## 課題 1:
福岡導水路の記事のうち、「今回は、その中から福岡都市圏と鳥栖市に水を送っている福岡導水路のお話となります。」で始まり「区水道企業団)まで送ります。」で終わる部分を、一字一句変えずに書き写しなさい。
## 課題 2:
次の(a)〜(c)が福岡導水路の記事の内容と合うかどうかを、それぞれ「はい」か「いいえ」で答えなさい。判断の根拠となる記事中の語句も、そのまま引用すること。
(a) 福岡導水路の取水口は、筑後大堰の湛水区域の一番上流にある。
(b) 園部接合部合井から牛頸浄水場までは、ポンプで水を上げて送っている。
(c) 筑後大堰の堰のすぐ上流には、取水口が三つある。
## 課題 3:
福岡導水路の記事の最後の文に続けて、その先の文章を書きなさい。

:: 原文 ::

2023年07月18日
筑後川水系12基を巡る~9基め・山口調整池と福岡導水路編
筑後川水系の12基のダムを巡る
9基めの施設、山口調整池と福岡導水路編

筑後川にあるダム群で溜めて管理をし、筑後大堰で安定して取水しやすいようにし、取水した水は導水路で送られる
さすが、九州一の大河 筑後川
筑後大堰の堰のすぐ上流には、なんと5つの取水口がありました。(詳しくは、筑後大堰編→「https://asakurashi3dam.yoka-yoka.jp/e2330618.html」

(福岡導水路の資料より)
今回は、その中から福岡都市圏と鳥栖市に水を送っている福岡導水路のお話となります。
他の浄水場などの事業所の見学もチャンスがあれば、話を聞いてみたいなと思ってます。

(頂いた資料より) 筑後大堰縦断図面
福岡導水路の取水口は、筑後大堰の上流4.4k上流(小森野付近)
TP3.15、湛水区域の一番上流にあります。
筑後大堰で、堰き止めてTP(海面)3.15mに保つことで安定して取水しやすいようにする。
福岡導水路の取水口より取水された筑後川の水は
(福岡導水路の資料より)
福岡導水揚水機場のポンプの力(1メガパスカルの水圧)により高低差約84mをポンプアップ(水を上げて送り)、園部接合部合井まで到達(途中にある基山分水工で基山浄水場へ一部送る)した後は
園部接合部合井からは、自然流下(下り)を利用して牛頸浄水場(福岡地区水道企業団)まで送ります。

頂いた資料より導水路設備
私も見学を行って初めて認識したのですが、この事業所の建物と裏に設備がありました
大きな特徴の一つとして、特別高圧の設備(九州電力)がある(2本)
久留米市の施設で、特別高圧の設備があるのはムーンスター、ブリヂストン、福岡導水になります
特別高圧設備とは(HP)→「https://www.water.go.jp/chikugo/fukudou/pdf/20180618insui.pdf」

:::
:: データ抜粋 ::

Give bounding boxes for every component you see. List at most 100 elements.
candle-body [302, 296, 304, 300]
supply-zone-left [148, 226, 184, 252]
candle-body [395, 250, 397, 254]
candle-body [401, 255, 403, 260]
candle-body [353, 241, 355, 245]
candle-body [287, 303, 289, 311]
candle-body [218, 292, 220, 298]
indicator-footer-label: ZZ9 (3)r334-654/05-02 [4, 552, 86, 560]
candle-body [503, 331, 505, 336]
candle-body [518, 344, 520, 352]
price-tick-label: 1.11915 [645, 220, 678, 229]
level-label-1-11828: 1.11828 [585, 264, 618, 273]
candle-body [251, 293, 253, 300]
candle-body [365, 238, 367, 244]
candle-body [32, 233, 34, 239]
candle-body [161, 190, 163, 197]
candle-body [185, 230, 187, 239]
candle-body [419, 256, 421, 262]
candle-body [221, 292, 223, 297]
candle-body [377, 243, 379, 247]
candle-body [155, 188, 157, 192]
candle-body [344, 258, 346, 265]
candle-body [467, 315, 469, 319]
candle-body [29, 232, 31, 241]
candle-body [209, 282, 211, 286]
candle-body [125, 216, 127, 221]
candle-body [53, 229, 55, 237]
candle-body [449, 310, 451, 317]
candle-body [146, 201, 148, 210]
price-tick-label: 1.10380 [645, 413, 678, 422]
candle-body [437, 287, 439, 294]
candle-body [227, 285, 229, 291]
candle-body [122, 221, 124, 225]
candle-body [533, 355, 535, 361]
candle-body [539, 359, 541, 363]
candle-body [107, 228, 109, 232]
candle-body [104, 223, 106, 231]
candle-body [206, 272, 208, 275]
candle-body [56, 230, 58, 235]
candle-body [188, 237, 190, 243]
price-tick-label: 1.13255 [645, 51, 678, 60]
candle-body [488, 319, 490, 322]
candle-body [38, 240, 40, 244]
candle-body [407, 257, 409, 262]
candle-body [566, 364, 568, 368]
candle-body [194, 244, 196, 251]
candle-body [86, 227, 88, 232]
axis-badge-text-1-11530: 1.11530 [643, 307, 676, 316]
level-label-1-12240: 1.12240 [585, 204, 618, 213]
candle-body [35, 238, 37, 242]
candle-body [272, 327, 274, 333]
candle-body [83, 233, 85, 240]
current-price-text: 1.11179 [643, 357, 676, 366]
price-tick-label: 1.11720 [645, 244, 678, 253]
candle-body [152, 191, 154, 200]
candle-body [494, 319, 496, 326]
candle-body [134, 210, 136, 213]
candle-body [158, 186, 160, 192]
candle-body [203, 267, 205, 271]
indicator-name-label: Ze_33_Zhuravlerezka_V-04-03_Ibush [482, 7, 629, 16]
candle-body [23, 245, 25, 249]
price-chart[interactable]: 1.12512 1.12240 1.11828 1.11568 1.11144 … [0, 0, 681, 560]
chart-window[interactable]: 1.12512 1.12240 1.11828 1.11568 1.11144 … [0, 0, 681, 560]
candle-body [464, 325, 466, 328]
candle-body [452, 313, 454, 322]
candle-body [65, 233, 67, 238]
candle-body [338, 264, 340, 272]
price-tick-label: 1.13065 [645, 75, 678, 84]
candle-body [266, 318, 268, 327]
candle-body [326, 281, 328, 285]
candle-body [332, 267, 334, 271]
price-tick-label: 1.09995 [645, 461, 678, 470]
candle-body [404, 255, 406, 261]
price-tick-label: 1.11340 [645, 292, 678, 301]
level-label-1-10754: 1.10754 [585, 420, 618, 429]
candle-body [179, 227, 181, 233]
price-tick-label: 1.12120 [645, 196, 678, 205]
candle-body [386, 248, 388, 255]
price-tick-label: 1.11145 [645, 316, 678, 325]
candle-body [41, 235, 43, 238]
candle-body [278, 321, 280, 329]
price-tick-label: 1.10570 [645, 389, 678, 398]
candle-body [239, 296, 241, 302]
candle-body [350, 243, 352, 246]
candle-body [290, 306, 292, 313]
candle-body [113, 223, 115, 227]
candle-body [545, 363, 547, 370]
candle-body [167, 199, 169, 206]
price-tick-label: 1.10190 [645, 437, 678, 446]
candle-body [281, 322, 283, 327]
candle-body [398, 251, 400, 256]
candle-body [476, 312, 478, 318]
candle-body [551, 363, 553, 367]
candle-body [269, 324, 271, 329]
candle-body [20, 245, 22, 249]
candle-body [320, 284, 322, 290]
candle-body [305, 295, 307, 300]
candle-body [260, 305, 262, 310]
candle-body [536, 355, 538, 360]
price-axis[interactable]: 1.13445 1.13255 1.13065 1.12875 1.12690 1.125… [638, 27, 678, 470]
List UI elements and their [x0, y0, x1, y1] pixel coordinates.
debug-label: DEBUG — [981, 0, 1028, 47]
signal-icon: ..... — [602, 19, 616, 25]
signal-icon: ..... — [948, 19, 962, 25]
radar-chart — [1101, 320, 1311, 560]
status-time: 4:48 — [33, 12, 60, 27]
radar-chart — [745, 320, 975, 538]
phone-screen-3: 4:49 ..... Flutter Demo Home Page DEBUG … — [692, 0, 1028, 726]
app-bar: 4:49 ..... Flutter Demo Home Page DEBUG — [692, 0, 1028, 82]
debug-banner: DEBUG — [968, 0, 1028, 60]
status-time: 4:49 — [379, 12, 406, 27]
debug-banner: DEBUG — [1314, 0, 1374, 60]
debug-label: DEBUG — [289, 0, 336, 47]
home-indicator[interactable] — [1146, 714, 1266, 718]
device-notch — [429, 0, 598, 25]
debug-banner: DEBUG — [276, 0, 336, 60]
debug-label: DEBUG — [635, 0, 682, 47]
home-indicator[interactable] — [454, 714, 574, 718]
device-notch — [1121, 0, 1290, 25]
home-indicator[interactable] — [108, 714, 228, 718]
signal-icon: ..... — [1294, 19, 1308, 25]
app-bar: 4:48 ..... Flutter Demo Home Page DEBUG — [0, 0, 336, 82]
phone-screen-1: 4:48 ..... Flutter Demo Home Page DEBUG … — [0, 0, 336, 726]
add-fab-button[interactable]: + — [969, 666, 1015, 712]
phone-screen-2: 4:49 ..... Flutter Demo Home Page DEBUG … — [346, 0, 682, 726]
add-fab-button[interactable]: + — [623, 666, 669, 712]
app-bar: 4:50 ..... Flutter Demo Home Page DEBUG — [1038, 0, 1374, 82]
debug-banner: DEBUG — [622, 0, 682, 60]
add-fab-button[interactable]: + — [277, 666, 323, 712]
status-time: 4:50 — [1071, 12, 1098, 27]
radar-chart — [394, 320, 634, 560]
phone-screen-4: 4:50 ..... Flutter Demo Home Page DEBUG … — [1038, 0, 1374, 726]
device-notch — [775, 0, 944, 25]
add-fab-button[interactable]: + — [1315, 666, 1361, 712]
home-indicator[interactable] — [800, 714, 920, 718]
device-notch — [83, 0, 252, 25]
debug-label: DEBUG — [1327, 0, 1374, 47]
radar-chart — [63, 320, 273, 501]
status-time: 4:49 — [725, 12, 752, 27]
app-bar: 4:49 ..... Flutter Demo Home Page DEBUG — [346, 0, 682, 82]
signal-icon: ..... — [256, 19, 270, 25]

:::

## 解答 1:
今回は、その中から福岡都市圏と鳥栖市に水を送っている福岡導水路のお話となります。
他の浄水場などの事業所の見学もチャンスがあれば、話を聞いてみたいなと思ってます。

(頂いた資料より) 筑後大堰縦断図面
福岡導水路の取水口は、筑後大堰の上流4.4k上流(小森野付近)
TP3.15、湛水区域の一番上流にあります。
筑後大堰で、堰き止めてTP(海面)3.15mに保つことで安定して取水しやすいようにする。
福岡導水路の取水口より取水された筑後川の水は
(福岡導水路の資料より)
福岡導水揚水機場のポンプの力(1メガパスカルの水圧)により高低差約84mをポンプアップ(水を上げて送り)、園部接合部合井まで到達(途中にある基山分水工で基山浄水場へ一部送る)した後は
園部接合部合井からは、自然流下(下り)を利用して牛頸浄水場(福岡地区水道企業団)まで送ります。

## 解答 2:
(a) はい。「TP3.15、湛水区域の一番上流にあります。」
(b) いいえ。「園部接合部合井からは、自然流下(下り)を利用して牛頸浄水場(福岡地区水道企業団)まで送ります。」
(c) いいえ。「筑後大堰の堰のすぐ上流には、なんと5つの取水口がありました。」

## 解答 3:
取水の流れ、
筑後川に取水口があり、同じ高さに福岡導水の設備があります
取水口→流量調整ゲートで量を調節し→一度、沈砂池で落ち着かせて砂などを取り除き→吸水槽→ポンプ室→導水路へ
沈砂池の能力とは(HP)→「https://www.water.go.jp/chikugo/fukudou/pdf/20180911insui.pdf」

堤防から施設をみてみました沈砂池

筑後川にある制水ゲート
制水ゲート、非常用制水ゲートの役割とは
導水路の施設は筑後川と同じくらいの高さにあります。
筑後川の水位が大雨時に上がると、筑後川の水位が高くなり
沢山の水が取水口から施設に流れ込んできて内水氾濫みたいにならないために、ゲートを閉めて水の入り込み自体を制御する役割となります。
(令和2.7月豪雨の例、見学当時の水位3m→令和2.7月豪雨、水位が10mに上がったために安全の為にゲートを閉鎖)

導水路の途中にある山口調整池(天拝湖)
山口調整池の役割とは、
山口調整池は、非常時、点検時、筑後川の取水制限時など
何かトラブルがあり水が送れない時に、山口調整池の溜めた水を使用し送ります
例えば、
⚪︎停電
数年に一度、5分未満の停電が起こってるみたいです。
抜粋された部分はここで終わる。